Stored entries
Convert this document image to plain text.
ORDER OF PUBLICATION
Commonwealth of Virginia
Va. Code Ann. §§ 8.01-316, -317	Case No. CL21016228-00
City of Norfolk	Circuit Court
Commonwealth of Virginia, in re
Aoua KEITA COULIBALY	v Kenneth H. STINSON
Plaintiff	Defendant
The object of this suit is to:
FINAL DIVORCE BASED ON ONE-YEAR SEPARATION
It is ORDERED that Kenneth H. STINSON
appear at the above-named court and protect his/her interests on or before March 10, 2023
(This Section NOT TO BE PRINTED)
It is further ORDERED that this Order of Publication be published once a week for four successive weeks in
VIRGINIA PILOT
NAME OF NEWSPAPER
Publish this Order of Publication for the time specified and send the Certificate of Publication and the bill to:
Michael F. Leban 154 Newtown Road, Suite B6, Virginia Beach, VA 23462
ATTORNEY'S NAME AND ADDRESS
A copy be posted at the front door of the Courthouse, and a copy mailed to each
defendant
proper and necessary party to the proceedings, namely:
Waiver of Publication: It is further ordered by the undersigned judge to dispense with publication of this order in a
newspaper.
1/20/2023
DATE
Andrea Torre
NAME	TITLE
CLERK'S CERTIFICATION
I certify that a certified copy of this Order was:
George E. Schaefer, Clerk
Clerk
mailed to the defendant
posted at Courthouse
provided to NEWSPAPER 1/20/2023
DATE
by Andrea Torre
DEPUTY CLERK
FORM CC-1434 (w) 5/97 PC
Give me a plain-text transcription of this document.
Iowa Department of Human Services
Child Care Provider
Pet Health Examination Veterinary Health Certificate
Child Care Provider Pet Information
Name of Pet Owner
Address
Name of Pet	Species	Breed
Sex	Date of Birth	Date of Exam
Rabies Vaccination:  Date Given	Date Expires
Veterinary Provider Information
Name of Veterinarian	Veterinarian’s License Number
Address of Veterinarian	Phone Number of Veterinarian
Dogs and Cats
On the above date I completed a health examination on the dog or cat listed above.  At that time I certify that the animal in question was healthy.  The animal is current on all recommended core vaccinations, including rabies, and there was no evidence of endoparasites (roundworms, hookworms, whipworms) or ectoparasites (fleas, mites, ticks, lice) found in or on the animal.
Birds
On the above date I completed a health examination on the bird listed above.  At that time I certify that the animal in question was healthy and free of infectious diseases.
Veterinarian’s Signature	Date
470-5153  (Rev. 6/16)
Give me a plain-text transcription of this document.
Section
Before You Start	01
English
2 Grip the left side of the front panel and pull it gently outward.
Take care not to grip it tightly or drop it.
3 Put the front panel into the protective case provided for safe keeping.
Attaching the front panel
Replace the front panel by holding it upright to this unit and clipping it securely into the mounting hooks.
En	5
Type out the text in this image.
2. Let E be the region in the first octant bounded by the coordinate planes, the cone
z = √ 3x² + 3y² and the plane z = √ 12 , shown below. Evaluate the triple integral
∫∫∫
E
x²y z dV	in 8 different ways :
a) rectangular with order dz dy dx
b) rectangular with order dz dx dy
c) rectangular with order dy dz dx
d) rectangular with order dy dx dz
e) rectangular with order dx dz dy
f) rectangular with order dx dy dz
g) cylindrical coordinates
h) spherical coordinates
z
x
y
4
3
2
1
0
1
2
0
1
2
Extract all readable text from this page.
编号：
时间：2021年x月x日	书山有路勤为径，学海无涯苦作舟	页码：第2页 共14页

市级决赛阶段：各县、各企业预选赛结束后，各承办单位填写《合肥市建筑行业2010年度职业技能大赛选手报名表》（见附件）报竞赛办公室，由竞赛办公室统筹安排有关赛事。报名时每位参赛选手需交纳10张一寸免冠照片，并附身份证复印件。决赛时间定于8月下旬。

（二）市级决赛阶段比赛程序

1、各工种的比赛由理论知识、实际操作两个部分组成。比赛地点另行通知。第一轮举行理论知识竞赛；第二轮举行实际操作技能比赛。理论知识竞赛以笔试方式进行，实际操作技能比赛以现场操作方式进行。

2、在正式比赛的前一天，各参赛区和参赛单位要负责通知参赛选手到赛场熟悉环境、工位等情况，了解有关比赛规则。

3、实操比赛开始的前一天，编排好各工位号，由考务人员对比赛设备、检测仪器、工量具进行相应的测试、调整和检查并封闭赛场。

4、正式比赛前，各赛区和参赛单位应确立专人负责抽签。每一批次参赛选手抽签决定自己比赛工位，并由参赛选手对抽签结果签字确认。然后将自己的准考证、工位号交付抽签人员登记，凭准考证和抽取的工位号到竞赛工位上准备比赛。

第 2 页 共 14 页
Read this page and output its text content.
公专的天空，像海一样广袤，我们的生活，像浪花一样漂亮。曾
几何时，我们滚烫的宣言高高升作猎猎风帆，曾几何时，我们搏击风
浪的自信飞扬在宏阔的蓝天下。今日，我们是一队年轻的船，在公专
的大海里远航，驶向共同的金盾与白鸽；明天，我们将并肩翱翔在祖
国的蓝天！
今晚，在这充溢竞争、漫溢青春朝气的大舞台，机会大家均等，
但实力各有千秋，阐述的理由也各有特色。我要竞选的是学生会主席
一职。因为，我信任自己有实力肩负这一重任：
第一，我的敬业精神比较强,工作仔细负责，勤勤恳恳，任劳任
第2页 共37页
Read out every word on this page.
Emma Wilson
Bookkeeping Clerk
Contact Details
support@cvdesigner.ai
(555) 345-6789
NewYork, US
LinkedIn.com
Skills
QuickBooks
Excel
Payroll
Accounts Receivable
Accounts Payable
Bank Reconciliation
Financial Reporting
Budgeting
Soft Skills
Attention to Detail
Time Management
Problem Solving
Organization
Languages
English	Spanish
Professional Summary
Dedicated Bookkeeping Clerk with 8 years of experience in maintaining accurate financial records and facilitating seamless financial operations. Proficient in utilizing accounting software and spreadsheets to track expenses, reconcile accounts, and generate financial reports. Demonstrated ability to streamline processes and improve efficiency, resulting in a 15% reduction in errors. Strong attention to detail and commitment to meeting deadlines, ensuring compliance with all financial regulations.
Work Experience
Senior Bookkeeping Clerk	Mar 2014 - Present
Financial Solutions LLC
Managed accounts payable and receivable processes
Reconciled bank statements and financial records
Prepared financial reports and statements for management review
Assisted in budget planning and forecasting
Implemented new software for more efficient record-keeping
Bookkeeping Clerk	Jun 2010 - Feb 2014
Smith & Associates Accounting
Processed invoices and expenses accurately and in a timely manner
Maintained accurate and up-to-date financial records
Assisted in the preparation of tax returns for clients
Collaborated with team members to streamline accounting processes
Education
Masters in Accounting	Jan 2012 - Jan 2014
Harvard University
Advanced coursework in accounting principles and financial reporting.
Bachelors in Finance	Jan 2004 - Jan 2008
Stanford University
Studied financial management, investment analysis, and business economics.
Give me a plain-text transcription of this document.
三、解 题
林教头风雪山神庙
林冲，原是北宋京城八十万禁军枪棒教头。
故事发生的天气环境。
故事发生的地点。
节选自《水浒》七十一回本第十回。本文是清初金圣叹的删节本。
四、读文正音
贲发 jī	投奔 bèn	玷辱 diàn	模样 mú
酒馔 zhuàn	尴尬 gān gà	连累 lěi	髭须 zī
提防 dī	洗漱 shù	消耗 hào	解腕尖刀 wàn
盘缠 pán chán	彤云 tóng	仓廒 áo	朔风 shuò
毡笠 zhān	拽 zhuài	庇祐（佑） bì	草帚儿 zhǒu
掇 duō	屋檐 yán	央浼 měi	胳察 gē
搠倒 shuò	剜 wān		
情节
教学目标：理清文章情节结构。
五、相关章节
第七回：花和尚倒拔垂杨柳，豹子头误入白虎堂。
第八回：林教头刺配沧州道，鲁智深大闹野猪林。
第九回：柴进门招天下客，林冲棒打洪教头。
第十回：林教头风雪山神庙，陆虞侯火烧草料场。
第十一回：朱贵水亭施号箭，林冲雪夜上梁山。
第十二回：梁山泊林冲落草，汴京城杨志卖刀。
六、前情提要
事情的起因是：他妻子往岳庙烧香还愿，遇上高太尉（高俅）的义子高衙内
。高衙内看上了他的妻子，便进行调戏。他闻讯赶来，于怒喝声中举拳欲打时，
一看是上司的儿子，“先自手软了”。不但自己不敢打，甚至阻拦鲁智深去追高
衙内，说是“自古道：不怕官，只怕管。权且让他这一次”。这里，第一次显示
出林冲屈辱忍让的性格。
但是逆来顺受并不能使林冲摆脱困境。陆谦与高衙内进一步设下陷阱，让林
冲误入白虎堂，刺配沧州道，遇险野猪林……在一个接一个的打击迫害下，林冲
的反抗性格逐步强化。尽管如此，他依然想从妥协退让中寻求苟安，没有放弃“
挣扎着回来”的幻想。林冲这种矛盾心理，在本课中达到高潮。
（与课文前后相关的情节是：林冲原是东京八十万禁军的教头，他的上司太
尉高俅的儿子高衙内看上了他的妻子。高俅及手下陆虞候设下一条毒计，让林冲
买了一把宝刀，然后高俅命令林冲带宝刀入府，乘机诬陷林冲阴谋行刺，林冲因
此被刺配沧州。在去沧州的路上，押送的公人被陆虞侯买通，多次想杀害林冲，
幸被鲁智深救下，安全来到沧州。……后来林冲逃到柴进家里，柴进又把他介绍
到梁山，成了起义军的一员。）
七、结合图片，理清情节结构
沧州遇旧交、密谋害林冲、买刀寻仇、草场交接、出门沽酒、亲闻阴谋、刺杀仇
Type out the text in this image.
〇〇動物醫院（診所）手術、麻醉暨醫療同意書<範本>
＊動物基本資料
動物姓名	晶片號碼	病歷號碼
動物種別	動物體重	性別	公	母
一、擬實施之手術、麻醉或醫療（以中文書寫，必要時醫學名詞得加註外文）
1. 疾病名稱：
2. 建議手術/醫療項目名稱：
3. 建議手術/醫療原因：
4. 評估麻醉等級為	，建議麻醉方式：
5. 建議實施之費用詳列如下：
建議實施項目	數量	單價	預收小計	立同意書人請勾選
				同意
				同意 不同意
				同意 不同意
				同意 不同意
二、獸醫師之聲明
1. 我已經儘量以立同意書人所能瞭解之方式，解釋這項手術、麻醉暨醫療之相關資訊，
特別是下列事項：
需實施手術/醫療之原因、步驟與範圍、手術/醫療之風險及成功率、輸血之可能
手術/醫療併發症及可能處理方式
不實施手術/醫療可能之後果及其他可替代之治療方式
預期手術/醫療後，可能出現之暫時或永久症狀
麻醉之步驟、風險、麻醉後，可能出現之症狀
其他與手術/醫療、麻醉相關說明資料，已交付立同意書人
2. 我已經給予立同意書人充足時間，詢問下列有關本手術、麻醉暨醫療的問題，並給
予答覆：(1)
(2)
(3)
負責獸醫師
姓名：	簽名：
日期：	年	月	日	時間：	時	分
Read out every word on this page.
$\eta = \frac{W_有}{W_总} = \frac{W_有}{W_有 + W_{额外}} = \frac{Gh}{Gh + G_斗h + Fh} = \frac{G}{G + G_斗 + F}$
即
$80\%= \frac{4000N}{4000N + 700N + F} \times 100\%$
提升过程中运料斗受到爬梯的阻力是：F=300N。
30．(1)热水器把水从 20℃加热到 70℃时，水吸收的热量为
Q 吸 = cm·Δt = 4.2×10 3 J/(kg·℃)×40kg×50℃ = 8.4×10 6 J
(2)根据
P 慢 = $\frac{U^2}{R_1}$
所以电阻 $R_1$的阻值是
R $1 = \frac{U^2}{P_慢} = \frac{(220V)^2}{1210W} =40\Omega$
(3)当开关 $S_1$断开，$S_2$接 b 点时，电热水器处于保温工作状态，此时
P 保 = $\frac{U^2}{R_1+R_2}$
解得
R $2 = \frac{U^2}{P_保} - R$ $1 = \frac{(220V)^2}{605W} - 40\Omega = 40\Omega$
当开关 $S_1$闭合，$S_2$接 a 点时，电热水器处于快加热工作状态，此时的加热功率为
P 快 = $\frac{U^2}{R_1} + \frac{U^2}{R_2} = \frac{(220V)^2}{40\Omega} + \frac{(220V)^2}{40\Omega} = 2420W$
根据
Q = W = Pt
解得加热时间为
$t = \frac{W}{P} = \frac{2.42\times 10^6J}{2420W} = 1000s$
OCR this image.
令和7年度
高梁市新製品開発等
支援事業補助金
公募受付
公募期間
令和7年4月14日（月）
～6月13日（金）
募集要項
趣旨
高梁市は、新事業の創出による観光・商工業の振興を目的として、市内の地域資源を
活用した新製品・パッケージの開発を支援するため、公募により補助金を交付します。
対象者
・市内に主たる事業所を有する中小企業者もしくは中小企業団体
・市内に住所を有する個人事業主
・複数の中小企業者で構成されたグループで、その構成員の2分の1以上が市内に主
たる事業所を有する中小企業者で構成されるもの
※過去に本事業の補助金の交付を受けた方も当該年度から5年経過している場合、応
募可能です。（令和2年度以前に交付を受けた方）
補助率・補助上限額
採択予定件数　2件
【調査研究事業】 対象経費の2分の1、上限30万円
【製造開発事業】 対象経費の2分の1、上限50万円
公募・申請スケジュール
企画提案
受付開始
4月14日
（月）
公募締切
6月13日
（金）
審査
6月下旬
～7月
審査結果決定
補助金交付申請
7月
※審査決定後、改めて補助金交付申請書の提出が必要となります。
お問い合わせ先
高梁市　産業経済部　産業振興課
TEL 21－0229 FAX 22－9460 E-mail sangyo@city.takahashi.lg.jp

* WORK INSTRUCTIONS: Search the data above for the string "front" and copy each line that has it.

* SOLUTION TO THE PROBLEM:
A copy be posted at the front door of the Courthouse, and a copy mailed to each
2 Grip the left side of the front panel and pull it gently outward.
3 Put the front panel into the protective case provided for safe keeping.
Attaching the front panel
Replace the front panel by holding it upright to this unit and clipping it securely into the mounting hooks.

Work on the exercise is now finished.